— START OF Extracted material —
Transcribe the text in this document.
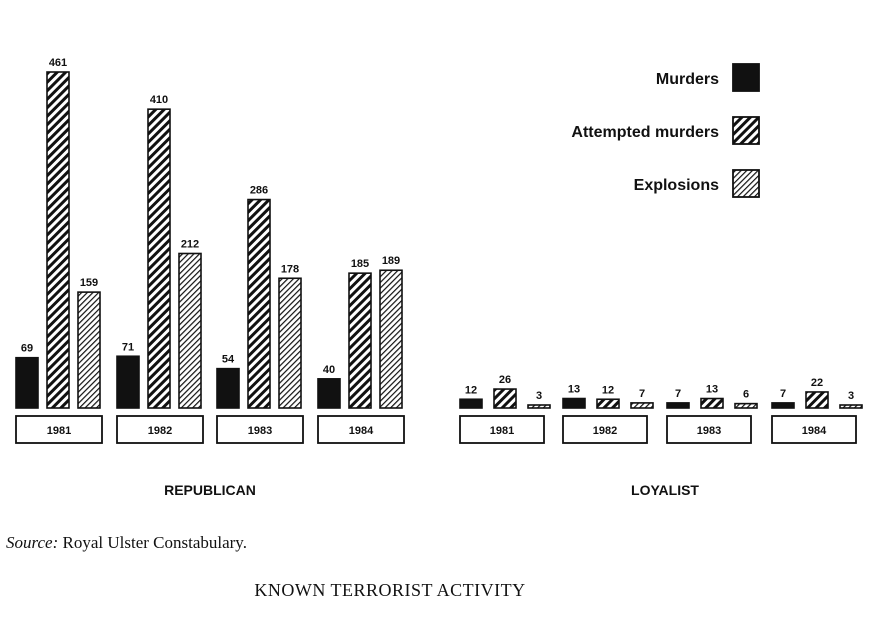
69
461
159
1981
71
410
212
1982
54
286
178
1983
40
185 189
1984
REPUBLICAN
12
26
3
1981
13 12 7
1982
7 13 6
1983
7
22
3
1984
LOYALIST
Murders
Attempted murders
Explosions
Source: Royal Ulster Constabulary.
KNOWN TERRORIST ACTIVITY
— END OF Extracted material —
Aim of the task
Reproduce all entries without any change, and omit the pictures.

Answer to this problem
Transcribe the text in this document.
69
461
159
1981
71
410
212
1982
54
286
178
1983
40
185 189
1984
REPUBLICAN
12
26
3
1981
13 12 7
1982
7 13 6
1983
7
22
3
1984
LOYALIST
Murders
Attempted murders
Explosions
Source: Royal Ulster Constabulary.
KNOWN TERRORIST ACTIVITY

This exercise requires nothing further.